-- Start --
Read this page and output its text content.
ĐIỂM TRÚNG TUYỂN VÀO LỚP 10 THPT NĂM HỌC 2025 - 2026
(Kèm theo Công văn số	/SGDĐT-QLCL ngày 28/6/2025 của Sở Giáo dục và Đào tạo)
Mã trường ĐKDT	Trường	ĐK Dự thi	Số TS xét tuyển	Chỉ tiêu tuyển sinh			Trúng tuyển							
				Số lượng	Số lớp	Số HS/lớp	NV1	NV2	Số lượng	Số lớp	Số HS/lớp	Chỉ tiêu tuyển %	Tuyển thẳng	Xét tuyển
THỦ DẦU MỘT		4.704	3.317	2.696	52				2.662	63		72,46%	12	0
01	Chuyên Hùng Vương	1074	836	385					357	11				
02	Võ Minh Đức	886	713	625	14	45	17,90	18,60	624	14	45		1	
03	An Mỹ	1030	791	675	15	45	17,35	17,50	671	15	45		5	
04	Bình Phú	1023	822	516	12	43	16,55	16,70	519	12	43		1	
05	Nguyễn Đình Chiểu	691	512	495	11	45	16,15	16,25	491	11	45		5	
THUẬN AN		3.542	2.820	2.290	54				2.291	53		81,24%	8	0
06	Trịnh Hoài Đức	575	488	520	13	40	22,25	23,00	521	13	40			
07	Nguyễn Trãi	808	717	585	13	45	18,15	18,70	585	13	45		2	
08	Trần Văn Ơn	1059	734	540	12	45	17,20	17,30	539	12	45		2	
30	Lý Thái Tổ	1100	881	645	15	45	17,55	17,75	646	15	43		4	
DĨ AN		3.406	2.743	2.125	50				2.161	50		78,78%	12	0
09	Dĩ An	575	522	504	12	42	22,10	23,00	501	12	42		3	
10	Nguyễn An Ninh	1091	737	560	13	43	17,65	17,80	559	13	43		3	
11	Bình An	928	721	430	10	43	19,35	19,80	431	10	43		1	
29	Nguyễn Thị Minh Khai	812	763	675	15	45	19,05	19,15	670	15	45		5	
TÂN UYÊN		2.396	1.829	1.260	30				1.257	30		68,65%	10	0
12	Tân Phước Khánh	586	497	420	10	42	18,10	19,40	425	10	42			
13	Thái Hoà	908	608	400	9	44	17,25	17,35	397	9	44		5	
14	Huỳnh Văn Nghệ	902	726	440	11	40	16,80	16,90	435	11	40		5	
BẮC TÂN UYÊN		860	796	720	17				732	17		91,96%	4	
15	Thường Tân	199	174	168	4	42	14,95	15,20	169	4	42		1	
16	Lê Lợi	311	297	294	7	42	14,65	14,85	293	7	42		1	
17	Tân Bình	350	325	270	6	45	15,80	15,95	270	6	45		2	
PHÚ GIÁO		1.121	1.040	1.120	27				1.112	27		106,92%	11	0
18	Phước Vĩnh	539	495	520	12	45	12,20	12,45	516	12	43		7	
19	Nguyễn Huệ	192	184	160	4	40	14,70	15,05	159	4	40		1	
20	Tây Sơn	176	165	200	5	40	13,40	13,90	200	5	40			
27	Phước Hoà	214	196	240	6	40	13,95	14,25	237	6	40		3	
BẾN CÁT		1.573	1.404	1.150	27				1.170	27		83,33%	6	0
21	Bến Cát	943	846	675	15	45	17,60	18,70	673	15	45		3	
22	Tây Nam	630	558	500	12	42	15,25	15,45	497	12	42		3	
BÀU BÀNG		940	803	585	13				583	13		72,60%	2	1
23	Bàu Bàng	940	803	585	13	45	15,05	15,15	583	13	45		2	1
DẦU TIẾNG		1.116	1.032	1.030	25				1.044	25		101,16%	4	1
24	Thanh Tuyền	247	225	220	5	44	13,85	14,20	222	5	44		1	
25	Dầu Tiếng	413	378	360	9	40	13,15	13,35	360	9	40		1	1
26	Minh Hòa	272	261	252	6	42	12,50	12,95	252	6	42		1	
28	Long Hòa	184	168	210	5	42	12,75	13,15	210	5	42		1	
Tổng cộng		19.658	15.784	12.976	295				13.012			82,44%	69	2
-- End --
** Problem to solve **
Write out the records above again, keeping each one identical to the original.

** Reply **
Read this page and output its text content.
ĐIỂM TRÚNG TUYỂN VÀO LỚP 10 THPT NĂM HỌC 2025 - 2026
(Kèm theo Công văn số	/SGDĐT-QLCL ngày 28/6/2025 của Sở Giáo dục và Đào tạo)
Mã trường ĐKDT	Trường	ĐK Dự thi	Số TS xét tuyển	Chỉ tiêu tuyển sinh			Trúng tuyển							
				Số lượng	Số lớp	Số HS/lớp	NV1	NV2	Số lượng	Số lớp	Số HS/lớp	Chỉ tiêu tuyển %	Tuyển thẳng	Xét tuyển
THỦ DẦU MỘT		4.704	3.317	2.696	52				2.662	63		72,46%	12	0
01	Chuyên Hùng Vương	1074	836	385					357	11				
02	Võ Minh Đức	886	713	625	14	45	17,90	18,60	624	14	45		1	
03	An Mỹ	1030	791	675	15	45	17,35	17,50	671	15	45		5	
04	Bình Phú	1023	822	516	12	43	16,55	16,70	519	12	43		1	
05	Nguyễn Đình Chiểu	691	512	495	11	45	16,15	16,25	491	11	45		5	
THUẬN AN		3.542	2.820	2.290	54				2.291	53		81,24%	8	0
06	Trịnh Hoài Đức	575	488	520	13	40	22,25	23,00	521	13	40			
07	Nguyễn Trãi	808	717	585	13	45	18,15	18,70	585	13	45		2	
08	Trần Văn Ơn	1059	734	540	12	45	17,20	17,30	539	12	45		2	
30	Lý Thái Tổ	1100	881	645	15	45	17,55	17,75	646	15	43		4	
DĨ AN		3.406	2.743	2.125	50				2.161	50		78,78%	12	0
09	Dĩ An	575	522	504	12	42	22,10	23,00	501	12	42		3	
10	Nguyễn An Ninh	1091	737	560	13	43	17,65	17,80	559	13	43		3	
11	Bình An	928	721	430	10	43	19,35	19,80	431	10	43		1	
29	Nguyễn Thị Minh Khai	812	763	675	15	45	19,05	19,15	670	15	45		5	
TÂN UYÊN		2.396	1.829	1.260	30				1.257	30		68,65%	10	0
12	Tân Phước Khánh	586	497	420	10	42	18,10	19,40	425	10	42			
13	Thái Hoà	908	608	400	9	44	17,25	17,35	397	9	44		5	
14	Huỳnh Văn Nghệ	902	726	440	11	40	16,80	16,90	435	11	40		5	
BẮC TÂN UYÊN		860	796	720	17				732	17		91,96%	4	
15	Thường Tân	199	174	168	4	42	14,95	15,20	169	4	42		1	
16	Lê Lợi	311	297	294	7	42	14,65	14,85	293	7	42		1	
17	Tân Bình	350	325	270	6	45	15,80	15,95	270	6	45		2	
PHÚ GIÁO		1.121	1.040	1.120	27				1.112	27		106,92%	11	0
18	Phước Vĩnh	539	495	520	12	45	12,20	12,45	516	12	43		7	
19	Nguyễn Huệ	192	184	160	4	40	14,70	15,05	159	4	40		1	
20	Tây Sơn	176	165	200	5	40	13,40	13,90	200	5	40			
27	Phước Hoà	214	196	240	6	40	13,95	14,25	237	6	40		3	
BẾN CÁT		1.573	1.404	1.150	27				1.170	27		83,33%	6	0
21	Bến Cát	943	846	675	15	45	17,60	18,70	673	15	45		3	
22	Tây Nam	630	558	500	12	42	15,25	15,45	497	12	42		3	
BÀU BÀNG		940	803	585	13				583	13		72,60%	2	1
23	Bàu Bàng	940	803	585	13	45	15,05	15,15	583	13	45		2	1
DẦU TIẾNG		1.116	1.032	1.030	25				1.044	25		101,16%	4	1
24	Thanh Tuyền	247	225	220	5	44	13,85	14,20	222	5	44		1	
25	Dầu Tiếng	413	378	360	9	40	13,15	13,35	360	9	40		1	1
26	Minh Hòa	272	261	252	6	42	12,50	12,95	252	6	42		1	
28	Long Hòa	184	168	210	5	42	12,75	13,15	210	5	42		1	
Tổng cộng		19.658	15.784	12.976	295				13.012			82,44%	69	2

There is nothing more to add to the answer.